Stated task:
Find the lines holding the string "text" in the data, then copy all of them.

Record excerpts:
---

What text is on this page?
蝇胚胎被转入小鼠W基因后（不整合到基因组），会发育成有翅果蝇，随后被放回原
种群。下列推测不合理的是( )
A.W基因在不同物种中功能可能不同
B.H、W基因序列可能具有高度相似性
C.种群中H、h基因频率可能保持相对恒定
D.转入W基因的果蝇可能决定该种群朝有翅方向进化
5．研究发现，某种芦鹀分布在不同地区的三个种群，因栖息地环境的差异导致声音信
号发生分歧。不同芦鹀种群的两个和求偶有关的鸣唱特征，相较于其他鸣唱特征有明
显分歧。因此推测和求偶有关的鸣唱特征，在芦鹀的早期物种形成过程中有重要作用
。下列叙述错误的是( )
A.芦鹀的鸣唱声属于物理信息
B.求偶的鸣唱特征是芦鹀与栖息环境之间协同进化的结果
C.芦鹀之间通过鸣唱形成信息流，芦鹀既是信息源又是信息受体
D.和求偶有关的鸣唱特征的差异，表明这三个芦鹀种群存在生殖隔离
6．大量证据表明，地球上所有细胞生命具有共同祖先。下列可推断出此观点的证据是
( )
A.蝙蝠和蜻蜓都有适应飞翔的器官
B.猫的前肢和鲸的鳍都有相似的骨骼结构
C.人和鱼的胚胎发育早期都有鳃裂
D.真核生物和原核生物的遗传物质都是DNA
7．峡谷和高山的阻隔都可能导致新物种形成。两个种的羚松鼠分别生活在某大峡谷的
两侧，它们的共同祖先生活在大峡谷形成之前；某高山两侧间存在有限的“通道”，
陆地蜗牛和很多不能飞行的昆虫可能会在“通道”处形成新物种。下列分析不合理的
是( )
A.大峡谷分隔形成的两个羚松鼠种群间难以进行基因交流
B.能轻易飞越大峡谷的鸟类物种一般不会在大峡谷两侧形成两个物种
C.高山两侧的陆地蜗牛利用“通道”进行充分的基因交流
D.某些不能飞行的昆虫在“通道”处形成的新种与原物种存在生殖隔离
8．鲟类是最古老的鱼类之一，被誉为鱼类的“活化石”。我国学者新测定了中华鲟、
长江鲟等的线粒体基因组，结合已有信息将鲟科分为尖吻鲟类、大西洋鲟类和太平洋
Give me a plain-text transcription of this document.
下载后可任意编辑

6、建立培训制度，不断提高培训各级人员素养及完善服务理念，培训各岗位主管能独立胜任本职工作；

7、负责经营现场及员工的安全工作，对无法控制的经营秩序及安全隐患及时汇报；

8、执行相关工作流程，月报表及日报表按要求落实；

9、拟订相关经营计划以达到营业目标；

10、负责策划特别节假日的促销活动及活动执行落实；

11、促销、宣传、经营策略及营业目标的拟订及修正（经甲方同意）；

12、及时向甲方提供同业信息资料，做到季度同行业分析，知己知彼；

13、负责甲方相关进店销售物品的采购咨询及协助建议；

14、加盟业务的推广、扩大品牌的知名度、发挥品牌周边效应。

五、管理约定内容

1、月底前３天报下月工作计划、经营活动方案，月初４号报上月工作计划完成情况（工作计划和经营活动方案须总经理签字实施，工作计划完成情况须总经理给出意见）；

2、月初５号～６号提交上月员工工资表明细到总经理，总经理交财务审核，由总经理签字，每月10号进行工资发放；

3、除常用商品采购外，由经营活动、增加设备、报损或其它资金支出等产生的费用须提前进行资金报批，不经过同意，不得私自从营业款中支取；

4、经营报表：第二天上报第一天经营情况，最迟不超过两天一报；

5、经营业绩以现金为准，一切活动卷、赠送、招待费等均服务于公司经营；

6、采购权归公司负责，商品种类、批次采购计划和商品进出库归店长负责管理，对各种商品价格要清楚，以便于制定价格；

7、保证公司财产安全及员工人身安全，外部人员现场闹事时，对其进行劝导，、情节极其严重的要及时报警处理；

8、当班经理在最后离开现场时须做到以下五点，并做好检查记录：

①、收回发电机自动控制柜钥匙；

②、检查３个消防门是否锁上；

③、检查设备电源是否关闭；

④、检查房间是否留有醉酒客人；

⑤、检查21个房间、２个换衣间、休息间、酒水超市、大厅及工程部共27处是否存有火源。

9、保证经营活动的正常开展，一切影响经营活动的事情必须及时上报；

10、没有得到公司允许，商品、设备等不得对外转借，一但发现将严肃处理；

---

Answer for the task:
What text is on this page?
Give me a plain-text transcription of this document.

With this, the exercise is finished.